Problem details:
Write out all the entries word for word, but skip any images.

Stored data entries
··········
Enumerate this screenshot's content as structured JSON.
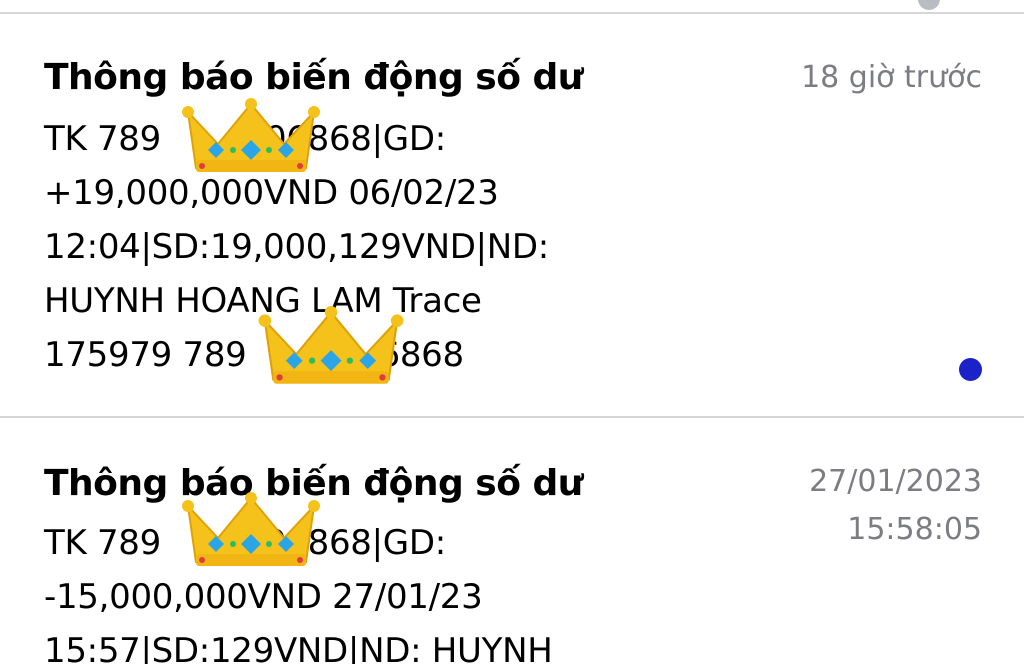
{
  "notifications": [
    {
      "title": "Thông báo biến động số dư",
      "time_lines": [
        "18 giờ trước"
      ],
      "body_lines": [
        "TK 789",
        "06868|GD:",
        "+19,000,000VND 06/02/23",
        "12:04|SD:19,000,129VND|ND:",
        "HUYNH HOANG LAM Trace",
        "175979 789",
        "6868"
      ],
      "unread": true
    },
    {
      "title": "Thông báo biến động số dư",
      "time_lines": [
        "27/01/2023",
        "15:58:05"
      ],
      "body_lines": [
        "TK 789",
        "06868|GD:",
        "-15,000,000VND 27/01/23",
        "15:57|SD:129VND|ND: HUYNH"
      ],
      "unread": false
    }
  ],
  "colors": {
    "unread_dot": "#1a22c8",
    "timestamp": "#7b7d82",
    "divider": "#d6d6d8",
    "crown_gold": "#f5c21b"
  },
  "icons": {
    "redaction": "crown-emoji-icon",
    "unread": "unread-dot-icon"
  }
}
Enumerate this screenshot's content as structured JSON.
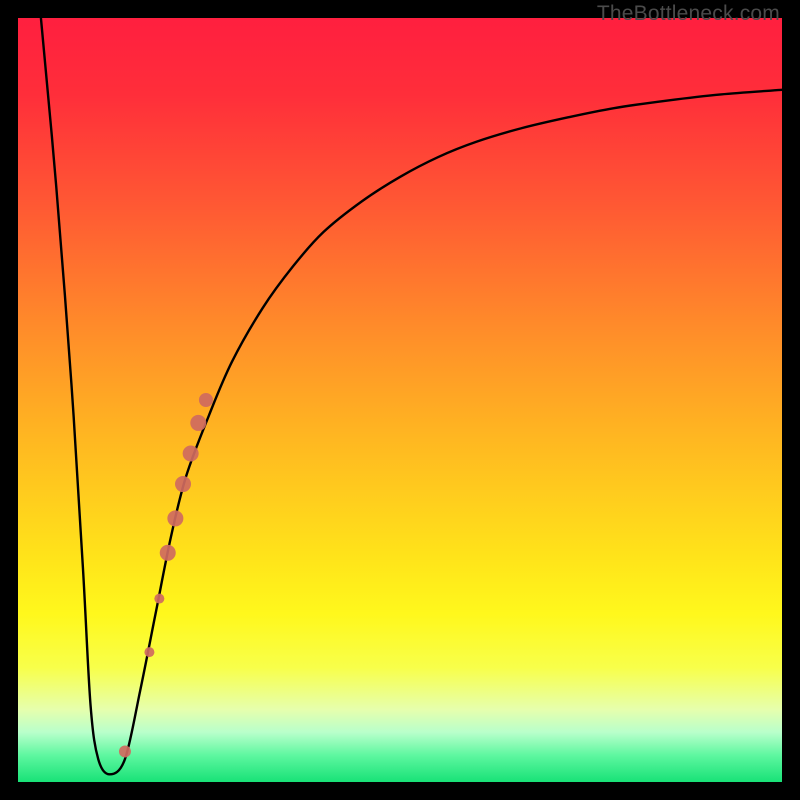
{
  "watermark": "TheBottleneck.com",
  "colors": {
    "frame": "#000000",
    "curve": "#000000",
    "marker_fill": "#cf6a5f",
    "marker_stroke": "#cf6a5f"
  },
  "gradient_stops": [
    {
      "offset": 0.0,
      "color": "#ff1f3f"
    },
    {
      "offset": 0.1,
      "color": "#ff2e3a"
    },
    {
      "offset": 0.25,
      "color": "#ff5a33"
    },
    {
      "offset": 0.4,
      "color": "#ff8a2a"
    },
    {
      "offset": 0.55,
      "color": "#ffb721"
    },
    {
      "offset": 0.7,
      "color": "#ffe21a"
    },
    {
      "offset": 0.78,
      "color": "#fff81c"
    },
    {
      "offset": 0.85,
      "color": "#f8ff4a"
    },
    {
      "offset": 0.905,
      "color": "#e6ffad"
    },
    {
      "offset": 0.935,
      "color": "#b9ffcb"
    },
    {
      "offset": 0.965,
      "color": "#5ef7a0"
    },
    {
      "offset": 1.0,
      "color": "#18e277"
    }
  ],
  "chart_data": {
    "type": "line",
    "title": "",
    "xlabel": "",
    "ylabel": "",
    "xlim": [
      0,
      100
    ],
    "ylim": [
      0,
      100
    ],
    "series": [
      {
        "name": "bottleneck-curve",
        "x": [
          3,
          5,
          7,
          8.5,
          9.5,
          10.5,
          12,
          14,
          16,
          18,
          20,
          22,
          25,
          28,
          32,
          36,
          40,
          45,
          50,
          55,
          60,
          66,
          72,
          78,
          85,
          92,
          100
        ],
        "y": [
          100,
          78,
          52,
          28,
          10,
          3,
          1,
          3,
          12,
          22,
          32,
          40,
          48,
          55,
          62,
          67.5,
          72,
          76,
          79.2,
          81.8,
          83.8,
          85.6,
          87,
          88.2,
          89.2,
          90,
          90.6
        ]
      }
    ],
    "markers": [
      {
        "x": 14.0,
        "y": 4.0,
        "r": 6
      },
      {
        "x": 17.2,
        "y": 17.0,
        "r": 5
      },
      {
        "x": 18.5,
        "y": 24.0,
        "r": 5
      },
      {
        "x": 19.6,
        "y": 30.0,
        "r": 8
      },
      {
        "x": 20.6,
        "y": 34.5,
        "r": 8
      },
      {
        "x": 21.6,
        "y": 39.0,
        "r": 8
      },
      {
        "x": 22.6,
        "y": 43.0,
        "r": 8
      },
      {
        "x": 23.6,
        "y": 47.0,
        "r": 8
      },
      {
        "x": 24.6,
        "y": 50.0,
        "r": 7
      }
    ]
  }
}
··········
Expected answer:
Enumerate this screenshot's content as structured JSON.
{
  "notifications": [
    {
      "title": "Thông báo biến động số dư",
      "time_lines": [
        "18 giờ trước"
      ],
      "body_lines": [
        "TK 789",
        "06868|GD:",
        "+19,000,000VND 06/02/23",
        "12:04|SD:19,000,129VND|ND:",
        "HUYNH HOANG LAM Trace",
        "175979 789",
        "6868"
      ],
      "unread": true
    },
    {
      "title": "Thông báo biến động số dư",
      "time_lines": [
        "27/01/2023",
        "15:58:05"
      ],
      "body_lines": [
        "TK 789",
        "06868|GD:",
        "-15,000,000VND 27/01/23",
        "15:57|SD:129VND|ND: HUYNH"
      ],
      "unread": false
    }
  ],
  "colors": {
    "unread_dot": "#1a22c8",
    "timestamp": "#7b7d82",
    "divider": "#d6d6d8",
    "crown_gold": "#f5c21b"
  },
  "icons": {
    "redaction": "crown-emoji-icon",
    "unread": "unread-dot-icon"
  }
}
Enumerate this screenshot's content as structured JSON.
{
  "watermark": "TheBottleneck.com",
  "colors": {
    "frame": "#000000",
    "curve": "#000000",
    "marker_fill": "#cf6a5f",
    "marker_stroke": "#cf6a5f"
  },
  "gradient_stops": [
    {
      "offset": 0.0,
      "color": "#ff1f3f"
    },
    {
      "offset": 0.1,
      "color": "#ff2e3a"
    },
    {
      "offset": 0.25,
      "color": "#ff5a33"
    },
    {
      "offset": 0.4,
      "color": "#ff8a2a"
    },
    {
      "offset": 0.55,
      "color": "#ffb721"
    },
    {
      "offset": 0.7,
      "color": "#ffe21a"
    },
    {
      "offset": 0.78,
      "color": "#fff81c"
    },
    {
      "offset": 0.85,
      "color": "#f8ff4a"
    },
    {
      "offset": 0.905,
      "color": "#e6ffad"
    },
    {
      "offset": 0.935,
      "color": "#b9ffcb"
    },
    {
      "offset": 0.965,
      "color": "#5ef7a0"
    },
    {
      "offset": 1.0,
      "color": "#18e277"
    }
  ],
  "chart_data": {
    "type": "line",
    "title": "",
    "xlabel": "",
    "ylabel": "",
    "xlim": [
      0,
      100
    ],
    "ylim": [
      0,
      100
    ],
    "series": [
      {
        "name": "bottleneck-curve",
        "x": [
          3,
          5,
          7,
          8.5,
          9.5,
          10.5,
          12,
          14,
          16,
          18,
          20,
          22,
          25,
          28,
          32,
          36,
          40,
          45,
          50,
          55,
          60,
          66,
          72,
          78,
          85,
          92,
          100
        ],
        "y": [
          100,
          78,
          52,
          28,
          10,
          3,
          1,
          3,
          12,
          22,
          32,
          40,
          48,
          55,
          62,
          67.5,
          72,
          76,
          79.2,
          81.8,
          83.8,
          85.6,
          87,
          88.2,
          89.2,
          90,
          90.6
        ]
      }
    ],
    "markers": [
      {
        "x": 14.0,
        "y": 4.0,
        "r": 6
      },
      {
        "x": 17.2,
        "y": 17.0,
        "r": 5
      },
      {
        "x": 18.5,
        "y": 24.0,
        "r": 5
      },
      {
        "x": 19.6,
        "y": 30.0,
        "r": 8
      },
      {
        "x": 20.6,
        "y": 34.5,
        "r": 8
      },
      {
        "x": 21.6,
        "y": 39.0,
        "r": 8
      },
      {
        "x": 22.6,
        "y": 43.0,
        "r": 8
      },
      {
        "x": 23.6,
        "y": 47.0,
        "r": 8
      },
      {
        "x": 24.6,
        "y": 50.0,
        "r": 7
      }
    ]
  }
}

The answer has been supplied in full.